Coordinate annotation records:
────────────────
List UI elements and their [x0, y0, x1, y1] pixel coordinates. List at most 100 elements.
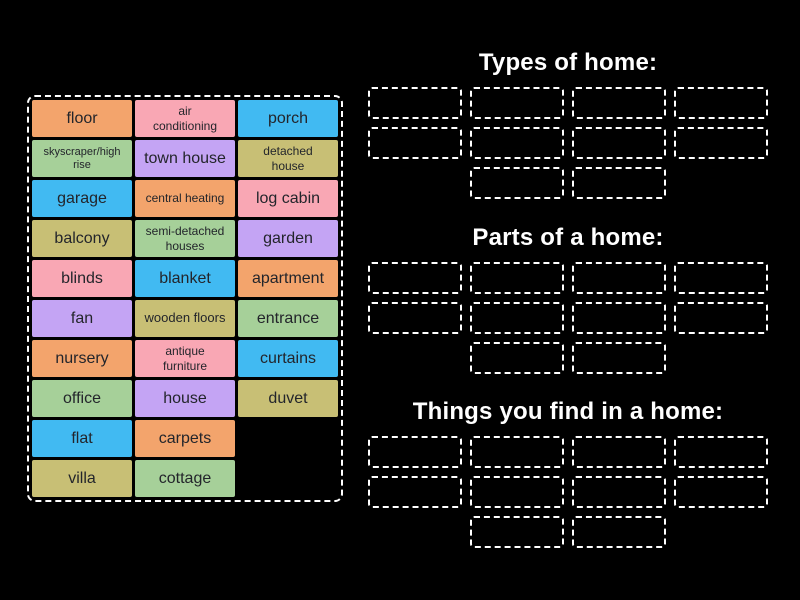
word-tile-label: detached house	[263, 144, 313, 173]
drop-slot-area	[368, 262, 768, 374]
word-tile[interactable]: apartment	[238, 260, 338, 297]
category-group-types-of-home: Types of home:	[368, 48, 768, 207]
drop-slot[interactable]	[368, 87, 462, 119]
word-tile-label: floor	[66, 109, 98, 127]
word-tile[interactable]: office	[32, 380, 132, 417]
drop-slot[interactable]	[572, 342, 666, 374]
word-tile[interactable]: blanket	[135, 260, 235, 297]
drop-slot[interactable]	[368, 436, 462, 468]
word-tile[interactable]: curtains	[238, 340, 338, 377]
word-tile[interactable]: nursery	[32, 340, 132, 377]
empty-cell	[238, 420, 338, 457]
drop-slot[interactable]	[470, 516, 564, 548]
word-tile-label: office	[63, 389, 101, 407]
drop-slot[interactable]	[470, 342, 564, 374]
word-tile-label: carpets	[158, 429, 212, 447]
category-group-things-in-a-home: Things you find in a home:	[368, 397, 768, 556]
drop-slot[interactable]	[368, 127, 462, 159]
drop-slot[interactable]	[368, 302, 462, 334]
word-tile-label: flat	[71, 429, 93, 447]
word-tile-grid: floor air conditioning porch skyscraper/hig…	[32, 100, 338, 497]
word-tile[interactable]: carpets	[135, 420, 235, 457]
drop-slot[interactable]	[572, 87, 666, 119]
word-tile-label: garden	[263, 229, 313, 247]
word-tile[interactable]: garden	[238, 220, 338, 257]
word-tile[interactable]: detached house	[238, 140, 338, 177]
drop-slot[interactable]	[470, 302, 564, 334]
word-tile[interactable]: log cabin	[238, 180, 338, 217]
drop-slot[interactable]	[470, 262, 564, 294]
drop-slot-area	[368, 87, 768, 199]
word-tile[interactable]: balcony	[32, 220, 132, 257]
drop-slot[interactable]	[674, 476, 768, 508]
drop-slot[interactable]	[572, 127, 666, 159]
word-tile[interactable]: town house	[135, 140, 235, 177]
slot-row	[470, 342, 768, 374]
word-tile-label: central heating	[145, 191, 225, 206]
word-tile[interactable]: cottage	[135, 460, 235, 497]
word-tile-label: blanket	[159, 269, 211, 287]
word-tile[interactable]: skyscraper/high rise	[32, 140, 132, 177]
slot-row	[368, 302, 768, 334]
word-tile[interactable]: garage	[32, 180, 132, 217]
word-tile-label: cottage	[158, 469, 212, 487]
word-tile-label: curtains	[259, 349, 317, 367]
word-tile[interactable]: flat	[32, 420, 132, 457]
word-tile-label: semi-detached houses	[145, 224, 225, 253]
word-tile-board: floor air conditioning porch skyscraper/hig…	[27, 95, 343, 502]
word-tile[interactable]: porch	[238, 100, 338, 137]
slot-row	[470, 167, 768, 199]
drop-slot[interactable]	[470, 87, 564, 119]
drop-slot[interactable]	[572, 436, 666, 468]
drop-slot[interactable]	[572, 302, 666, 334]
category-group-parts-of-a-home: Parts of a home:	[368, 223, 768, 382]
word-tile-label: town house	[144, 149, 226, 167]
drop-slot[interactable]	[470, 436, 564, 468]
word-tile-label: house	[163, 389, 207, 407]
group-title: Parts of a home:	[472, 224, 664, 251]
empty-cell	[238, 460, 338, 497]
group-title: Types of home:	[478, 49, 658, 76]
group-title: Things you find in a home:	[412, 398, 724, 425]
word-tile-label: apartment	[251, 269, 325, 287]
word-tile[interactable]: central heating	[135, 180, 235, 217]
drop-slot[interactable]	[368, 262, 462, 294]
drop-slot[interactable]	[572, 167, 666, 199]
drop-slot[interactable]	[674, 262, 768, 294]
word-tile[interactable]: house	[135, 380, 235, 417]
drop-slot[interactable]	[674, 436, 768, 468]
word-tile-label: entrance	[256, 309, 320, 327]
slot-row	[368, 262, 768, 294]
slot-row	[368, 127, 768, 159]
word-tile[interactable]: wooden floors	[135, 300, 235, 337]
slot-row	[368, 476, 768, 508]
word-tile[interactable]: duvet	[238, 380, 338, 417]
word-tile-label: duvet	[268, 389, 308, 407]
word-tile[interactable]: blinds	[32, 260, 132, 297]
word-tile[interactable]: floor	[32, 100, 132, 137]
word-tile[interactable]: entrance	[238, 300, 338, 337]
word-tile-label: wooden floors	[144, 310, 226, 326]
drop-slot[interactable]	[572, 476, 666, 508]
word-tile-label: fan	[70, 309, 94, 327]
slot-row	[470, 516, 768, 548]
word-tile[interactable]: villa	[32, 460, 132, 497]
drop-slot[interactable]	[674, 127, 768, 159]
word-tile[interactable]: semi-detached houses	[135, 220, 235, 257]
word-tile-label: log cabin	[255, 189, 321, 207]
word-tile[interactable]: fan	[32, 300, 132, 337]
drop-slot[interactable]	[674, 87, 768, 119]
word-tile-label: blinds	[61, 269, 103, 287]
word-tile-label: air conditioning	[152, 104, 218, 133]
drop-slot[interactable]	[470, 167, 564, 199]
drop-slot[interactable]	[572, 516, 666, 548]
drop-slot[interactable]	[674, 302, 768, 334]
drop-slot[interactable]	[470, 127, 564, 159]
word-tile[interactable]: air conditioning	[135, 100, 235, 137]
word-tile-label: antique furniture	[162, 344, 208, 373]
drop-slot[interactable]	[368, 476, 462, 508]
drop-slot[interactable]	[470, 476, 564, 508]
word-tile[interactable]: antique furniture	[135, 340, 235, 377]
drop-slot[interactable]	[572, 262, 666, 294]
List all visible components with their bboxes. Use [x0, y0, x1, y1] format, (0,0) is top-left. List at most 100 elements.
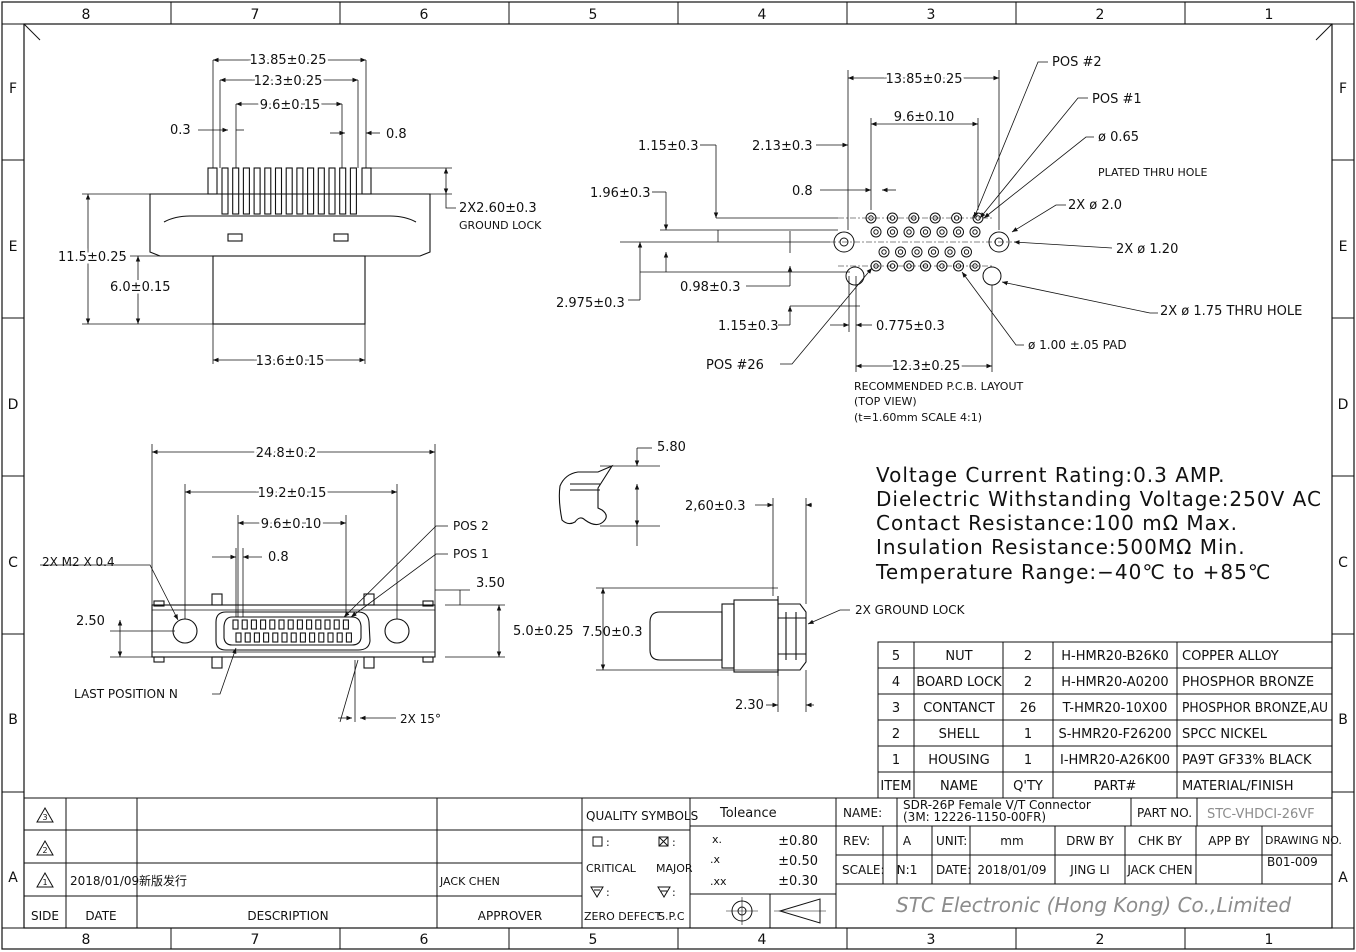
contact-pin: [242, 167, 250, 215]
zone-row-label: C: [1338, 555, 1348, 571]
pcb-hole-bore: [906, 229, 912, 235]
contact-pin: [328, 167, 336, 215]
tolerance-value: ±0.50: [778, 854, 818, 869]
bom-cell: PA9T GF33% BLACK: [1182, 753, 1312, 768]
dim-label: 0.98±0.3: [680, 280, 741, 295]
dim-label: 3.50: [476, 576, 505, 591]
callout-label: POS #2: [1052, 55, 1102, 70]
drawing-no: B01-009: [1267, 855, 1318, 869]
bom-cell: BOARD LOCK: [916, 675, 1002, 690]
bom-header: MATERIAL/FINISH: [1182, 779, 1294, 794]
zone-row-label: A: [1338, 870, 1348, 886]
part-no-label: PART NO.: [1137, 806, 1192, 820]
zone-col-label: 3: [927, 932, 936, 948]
────────────────
Exercise instructions: Reproduce all of the lines above as a numbered list, omitting any blank lines and leaving out the pictures.

Exercise answer:
1. List UI elements and their [x0, y0, x1, y1] pixel coordinates. List at most 100 elements.
2. word-tile-label: detached house	[263, 144, 313, 173]
3. drop-slot-area	[368, 262, 768, 374]
4. word-tile[interactable]: apartment	[238, 260, 338, 297]
5. category-group-types-of-home: Types of home:	[368, 48, 768, 207]
6. drop-slot[interactable]	[368, 87, 462, 119]
7. word-tile-label: floor	[66, 109, 98, 127]
8. word-tile[interactable]: office	[32, 380, 132, 417]
9. drop-slot[interactable]	[572, 342, 666, 374]
10. word-tile[interactable]: blanket	[135, 260, 235, 297]
11. drop-slot[interactable]	[368, 436, 462, 468]
12. word-tile[interactable]: curtains	[238, 340, 338, 377]
13. word-tile[interactable]: nursery	[32, 340, 132, 377]
14. empty-cell	[238, 420, 338, 457]
15. drop-slot[interactable]	[470, 516, 564, 548]
16. word-tile-label: office	[63, 389, 101, 407]
17. drop-slot[interactable]	[470, 342, 564, 374]
18. word-tile-label: carpets	[158, 429, 212, 447]
19. category-group-things-in-a-home: Things you find in a home:	[368, 397, 768, 556]
20. drop-slot[interactable]	[368, 127, 462, 159]
21. drop-slot[interactable]	[368, 302, 462, 334]
22. word-tile-label: flat	[71, 429, 93, 447]
23. word-tile-grid: floor air conditioning porch skyscraper/hig…	[32, 100, 338, 497]
24. word-tile[interactable]: carpets	[135, 420, 235, 457]
25. drop-slot[interactable]	[572, 87, 666, 119]
26. word-tile-label: garden	[263, 229, 313, 247]
27. word-tile[interactable]: garden	[238, 220, 338, 257]
28. word-tile[interactable]: detached house	[238, 140, 338, 177]
29. drop-slot[interactable]	[470, 302, 564, 334]
30. word-tile[interactable]: log cabin	[238, 180, 338, 217]
31. drop-slot[interactable]	[470, 262, 564, 294]
32. drop-slot-area	[368, 87, 768, 199]
33. word-tile[interactable]: balcony	[32, 220, 132, 257]
34. drop-slot[interactable]	[674, 476, 768, 508]
35. drop-slot[interactable]	[572, 127, 666, 159]
36. word-tile[interactable]: town house	[135, 140, 235, 177]
37. slot-row	[470, 342, 768, 374]
38. word-tile-label: central heating	[145, 191, 225, 206]
39. word-tile[interactable]: cottage	[135, 460, 235, 497]
40. word-tile-label: blanket	[159, 269, 211, 287]
41. word-tile[interactable]: skyscraper/high rise	[32, 140, 132, 177]
42. slot-row	[368, 302, 768, 334]
43. word-tile[interactable]: garage	[32, 180, 132, 217]
44. word-tile-label: cottage	[158, 469, 212, 487]
45. word-tile-label: curtains	[259, 349, 317, 367]
46. word-tile[interactable]: flat	[32, 420, 132, 457]
47. word-tile-label: semi-detached houses	[145, 224, 225, 253]
48. word-tile-board: floor air conditioning porch skyscraper/hig…	[27, 95, 343, 502]
49. word-tile[interactable]: porch	[238, 100, 338, 137]
50. slot-row	[470, 167, 768, 199]
51. drop-slot[interactable]	[470, 87, 564, 119]
52. drop-slot[interactable]	[572, 436, 666, 468]
53. drop-slot[interactable]	[572, 302, 666, 334]
54. category-group-parts-of-a-home: Parts of a home:	[368, 223, 768, 382]
55. word-tile-label: town house	[144, 149, 226, 167]
56. drop-slot[interactable]	[470, 436, 564, 468]
57. word-tile-label: house	[163, 389, 207, 407]
58. group-title: Parts of a home:	[472, 224, 664, 251]
59. empty-cell	[238, 460, 338, 497]
60. group-title: Types of home:	[478, 49, 658, 76]
61. group-title: Things you find in a home:	[412, 398, 724, 425]
62. word-tile-label: apartment	[251, 269, 325, 287]
63. word-tile[interactable]: central heating	[135, 180, 235, 217]
64. drop-slot[interactable]	[368, 262, 462, 294]
65. drop-slot[interactable]	[572, 167, 666, 199]
66. drop-slot[interactable]	[674, 262, 768, 294]
67. word-tile[interactable]: house	[135, 380, 235, 417]
68. drop-slot[interactable]	[674, 436, 768, 468]
69. word-tile-label: entrance	[256, 309, 320, 327]
70. slot-row	[368, 262, 768, 294]
71. slot-row	[368, 127, 768, 159]
72. word-tile[interactable]: wooden floors	[135, 300, 235, 337]
73. slot-row	[368, 476, 768, 508]
74. word-tile[interactable]: duvet	[238, 380, 338, 417]
75. word-tile-label: duvet	[268, 389, 308, 407]
76. word-tile[interactable]: blinds	[32, 260, 132, 297]
77. word-tile[interactable]: floor	[32, 100, 132, 137]
78. word-tile[interactable]: entrance	[238, 300, 338, 337]
79. word-tile-label: wooden floors	[144, 310, 226, 326]
80. drop-slot[interactable]	[572, 476, 666, 508]
81. word-tile-label: fan	[70, 309, 94, 327]
82. slot-row	[470, 516, 768, 548]
83. word-tile[interactable]: villa	[32, 460, 132, 497]
84. drop-slot[interactable]	[674, 127, 768, 159]
85. word-tile[interactable]: semi-detached houses	[135, 220, 235, 257]
86. word-tile-label: log cabin	[255, 189, 321, 207]
87. word-tile[interactable]: fan	[32, 300, 132, 337]
88. drop-slot[interactable]	[674, 87, 768, 119]
89. word-tile-label: blinds	[61, 269, 103, 287]
90. word-tile-label: air conditioning	[152, 104, 218, 133]
91. drop-slot[interactable]	[470, 167, 564, 199]
92. drop-slot[interactable]	[572, 516, 666, 548]
93. drop-slot[interactable]	[674, 302, 768, 334]
94. drop-slot[interactable]	[470, 127, 564, 159]
95. word-tile[interactable]: air conditioning	[135, 100, 235, 137]
96. word-tile-label: antique furniture	[162, 344, 208, 373]
97. drop-slot[interactable]	[368, 476, 462, 508]
98. drop-slot[interactable]	[470, 476, 564, 508]
99. word-tile[interactable]: antique furniture	[135, 340, 235, 377]
100. drop-slot[interactable]	[572, 262, 666, 294]
101. List all visible components with their bboxes. Use [x0, y0, x1, y1] format, (0,0) is top-left. List at most 100 elements.
102. contact-pin: [242, 167, 250, 215]
103. zone-row-label: C: [1338, 555, 1348, 571]
104. pcb-hole-bore: [906, 229, 912, 235]
105. contact-pin: [328, 167, 336, 215]
106. tolerance-value: ±0.50: [778, 854, 818, 869]
107. bom-cell: PA9T GF33% BLACK: [1182, 753, 1312, 768]
108. dim-label: 0.98±0.3: [680, 280, 741, 295]
109. dim-label: 3.50: [476, 576, 505, 591]
110. callout-label: POS #2: [1052, 55, 1102, 70]
111. drawing-no: B01-009: [1267, 855, 1318, 869]
112. bom-cell: BOARD LOCK: [916, 675, 1002, 690]
113. bom-header: MATERIAL/FINISH: [1182, 779, 1294, 794]
114. zone-row-label: A: [1338, 870, 1348, 886]
115. part-no-label: PART NO.: [1137, 806, 1192, 820]
116. zone-col-label: 3: [927, 932, 936, 948]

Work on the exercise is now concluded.